PROBLEM REQUIREMENTS:
Please reproduce all of the data below exactly, leaving each picture out.

[DATA SHOWN — start]

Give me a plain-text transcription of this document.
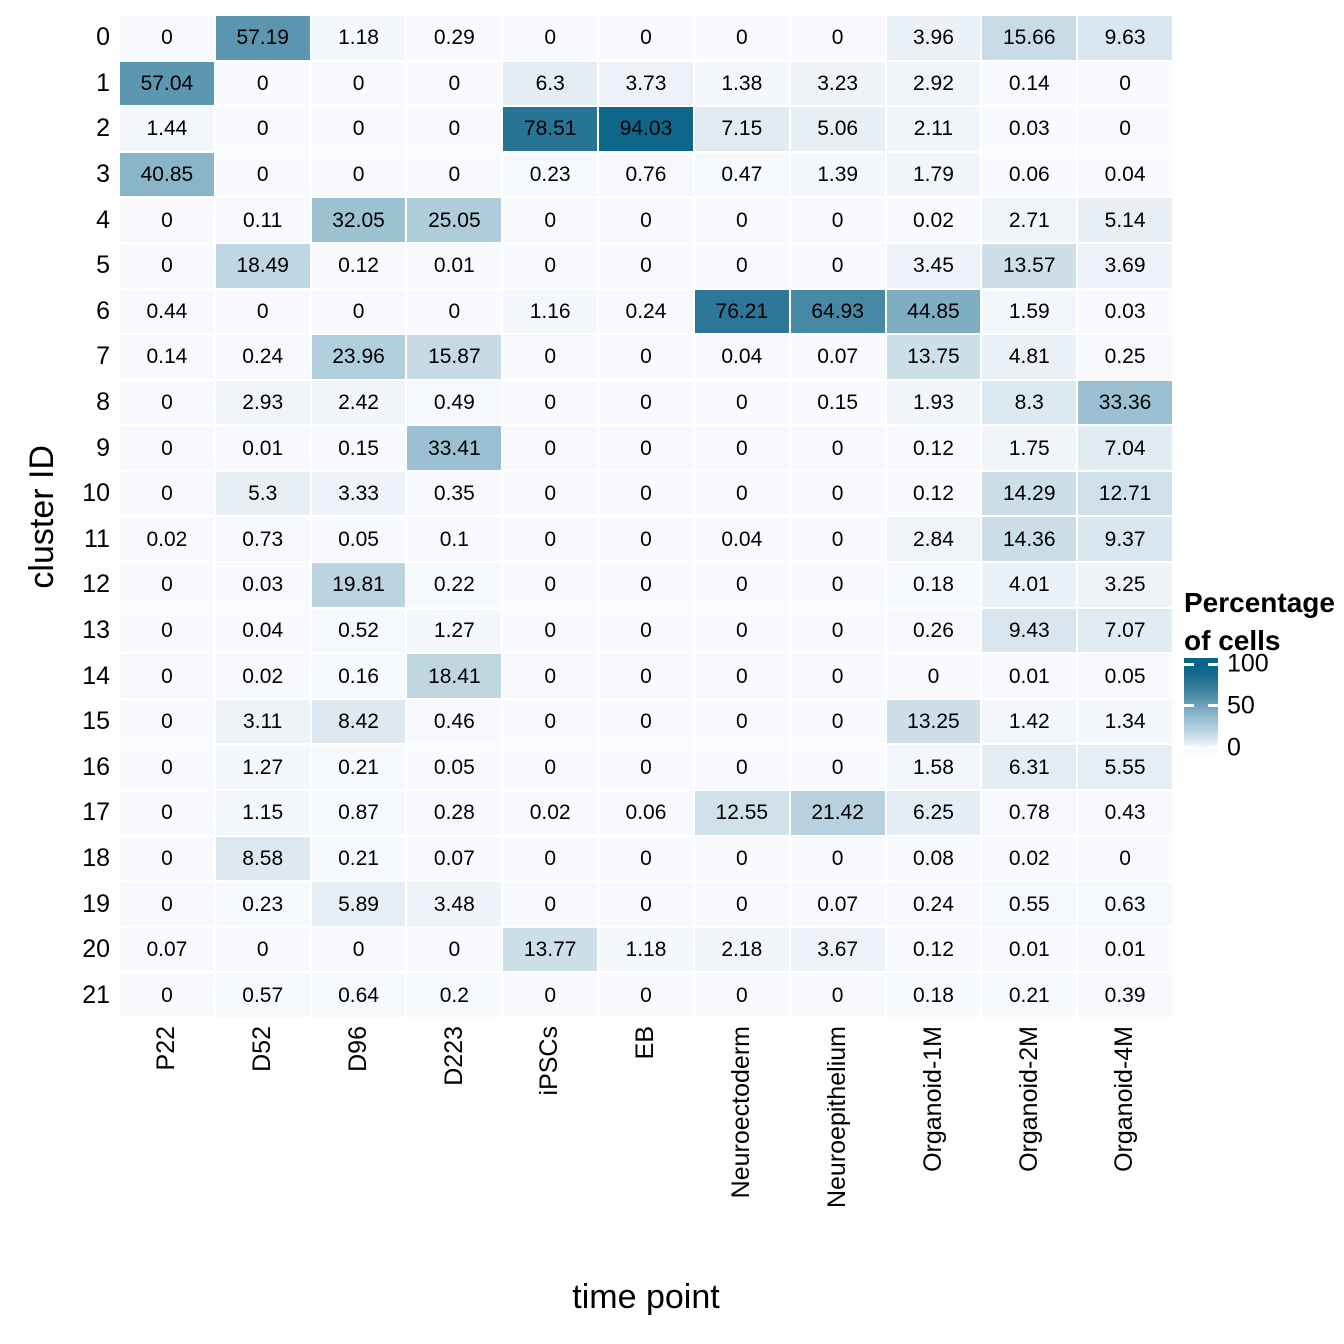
cluster ID
0
1
2
3
4
5
6
7
8
9
10
11
12
13
14
15
16
17
18
19
20
21
0	57.19	1.18	0.29	0	0	0	0	3.96	15.66	9.63
57.04	0	0	0	6.3	3.73	1.38	3.23	2.92	0.14	0
1.44	0	0	0	78.51	94.03	7.15	5.06	2.11	0.03	0
40.85	0	0	0	0.23	0.76	0.47	1.39	1.79	0.06	0.04
0	0.11	32.05	25.05	0	0	0	0	0.02	2.71	5.14
0	18.49	0.12	0.01	0	0	0	0	3.45	13.57	3.69
0.44	0	0	0	1.16	0.24	76.21	64.93	44.85	1.59	0.03
0.14	0.24	23.96	15.87	0	0	0.04	0.07	13.75	4.81	0.25
0	2.93	2.42	0.49	0	0	0	0.15	1.93	8.3	33.36
0	0.01	0.15	33.41	0	0	0	0	0.12	1.75	7.04
0	5.3	3.33	0.35	0	0	0	0	0.12	14.29	12.71
0.02	0.73	0.05	0.1	0	0	0.04	0	2.84	14.36	9.37
0	0.03	19.81	0.22	0	0	0	0	0.18	4.01	3.25
0	0.04	0.52	1.27	0	0	0	0	0.26	9.43	7.07
0	0.02	0.16	18.41	0	0	0	0	0	0.01	0.05
0	3.11	8.42	0.46	0	0	0	0	13.25	1.42	1.34
0	1.27	0.21	0.05	0	0	0	0	1.58	6.31	5.55
0	1.15	0.87	0.28	0.02	0.06	12.55	21.42	6.25	0.78	0.43
0	8.58	0.21	0.07	0	0	0	0	0.08	0.02	0
0	0.23	5.89	3.48	0	0	0	0.07	0.24	0.55	0.63
0.07	0	0	0	13.77	1.18	2.18	3.67	0.12	0.01	0.01
0	0.57	0.64	0.2	0	0	0	0	0.18	0.21	0.39
P22	D52	D96	D223	iPSCs	EB	Neuroectoderm	Neuroepithelium	Organoid-1M	Organoid-2M	Organoid-4M
time point
Percentage
of cells
100
50
0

[DATA SHOWN — finish]

EXERCISE OUTPUT:
Give me a plain-text transcription of this document.
cluster ID
0
1
2
3
4
5
6
7
8
9
10
11
12
13
14
15
16
17
18
19
20
21
0	57.19	1.18	0.29	0	0	0	0	3.96	15.66	9.63
57.04	0	0	0	6.3	3.73	1.38	3.23	2.92	0.14	0
1.44	0	0	0	78.51	94.03	7.15	5.06	2.11	0.03	0
40.85	0	0	0	0.23	0.76	0.47	1.39	1.79	0.06	0.04
0	0.11	32.05	25.05	0	0	0	0	0.02	2.71	5.14
0	18.49	0.12	0.01	0	0	0	0	3.45	13.57	3.69
0.44	0	0	0	1.16	0.24	76.21	64.93	44.85	1.59	0.03
0.14	0.24	23.96	15.87	0	0	0.04	0.07	13.75	4.81	0.25
0	2.93	2.42	0.49	0	0	0	0.15	1.93	8.3	33.36
0	0.01	0.15	33.41	0	0	0	0	0.12	1.75	7.04
0	5.3	3.33	0.35	0	0	0	0	0.12	14.29	12.71
0.02	0.73	0.05	0.1	0	0	0.04	0	2.84	14.36	9.37
0	0.03	19.81	0.22	0	0	0	0	0.18	4.01	3.25
0	0.04	0.52	1.27	0	0	0	0	0.26	9.43	7.07
0	0.02	0.16	18.41	0	0	0	0	0	0.01	0.05
0	3.11	8.42	0.46	0	0	0	0	13.25	1.42	1.34
0	1.27	0.21	0.05	0	0	0	0	1.58	6.31	5.55
0	1.15	0.87	0.28	0.02	0.06	12.55	21.42	6.25	0.78	0.43
0	8.58	0.21	0.07	0	0	0	0	0.08	0.02	0
0	0.23	5.89	3.48	0	0	0	0.07	0.24	0.55	0.63
0.07	0	0	0	13.77	1.18	2.18	3.67	0.12	0.01	0.01
0	0.57	0.64	0.2	0	0	0	0	0.18	0.21	0.39
P22	D52	D96	D223	iPSCs	EB	Neuroectoderm	Neuroepithelium	Organoid-1M	Organoid-2M	Organoid-4M
time point
Percentage
of cells
100
50
0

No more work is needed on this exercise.